Lift out all lines below that contain "отбора".

▽

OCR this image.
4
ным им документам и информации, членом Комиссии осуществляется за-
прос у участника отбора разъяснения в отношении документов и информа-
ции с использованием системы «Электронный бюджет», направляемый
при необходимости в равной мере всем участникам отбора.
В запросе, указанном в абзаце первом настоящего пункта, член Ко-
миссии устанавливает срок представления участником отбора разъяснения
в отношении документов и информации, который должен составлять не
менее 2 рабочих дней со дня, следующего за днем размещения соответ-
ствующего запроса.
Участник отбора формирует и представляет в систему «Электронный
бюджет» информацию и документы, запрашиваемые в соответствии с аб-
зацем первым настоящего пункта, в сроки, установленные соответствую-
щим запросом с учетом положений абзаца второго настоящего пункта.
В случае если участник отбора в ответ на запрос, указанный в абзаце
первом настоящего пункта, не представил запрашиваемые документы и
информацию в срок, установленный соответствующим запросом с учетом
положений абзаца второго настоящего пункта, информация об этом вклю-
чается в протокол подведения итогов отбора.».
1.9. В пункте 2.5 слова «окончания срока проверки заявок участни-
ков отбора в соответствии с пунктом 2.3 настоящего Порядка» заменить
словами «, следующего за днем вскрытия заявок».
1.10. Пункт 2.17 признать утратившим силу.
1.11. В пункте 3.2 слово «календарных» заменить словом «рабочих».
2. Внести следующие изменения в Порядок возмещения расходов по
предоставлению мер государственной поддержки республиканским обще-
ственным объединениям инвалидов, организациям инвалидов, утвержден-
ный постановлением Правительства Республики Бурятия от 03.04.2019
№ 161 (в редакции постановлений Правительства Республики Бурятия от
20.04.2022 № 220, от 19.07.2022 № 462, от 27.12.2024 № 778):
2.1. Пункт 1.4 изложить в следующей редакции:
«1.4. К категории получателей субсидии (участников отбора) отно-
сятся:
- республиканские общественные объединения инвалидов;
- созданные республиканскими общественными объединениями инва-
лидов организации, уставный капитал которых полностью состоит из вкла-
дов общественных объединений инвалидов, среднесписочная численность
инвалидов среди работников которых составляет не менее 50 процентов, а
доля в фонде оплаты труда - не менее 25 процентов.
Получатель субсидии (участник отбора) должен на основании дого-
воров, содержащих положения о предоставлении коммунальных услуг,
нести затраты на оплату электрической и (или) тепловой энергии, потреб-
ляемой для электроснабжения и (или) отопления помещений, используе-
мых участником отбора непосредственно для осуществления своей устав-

△

◆ **RESPONSE TO THIS EXERCISE**:
прос у участника отбора разъяснения в отношении документов и информа-
при необходимости в равной мере всем участникам отбора.
миссии устанавливает срок представления участником отбора разъяснения
Участник отбора формирует и представляет в систему «Электронный
В случае если участник отбора в ответ на запрос, указанный в абзаце
чается в протокол подведения итогов отбора.».
ков отбора в соответствии с пунктом 2.3 настоящего Порядка» заменить
«1.4. К категории получателей субсидии (участников отбора) отно-
Получатель субсидии (участник отбора) должен на основании дого-
мых участником отбора непосредственно для осуществления своей устав-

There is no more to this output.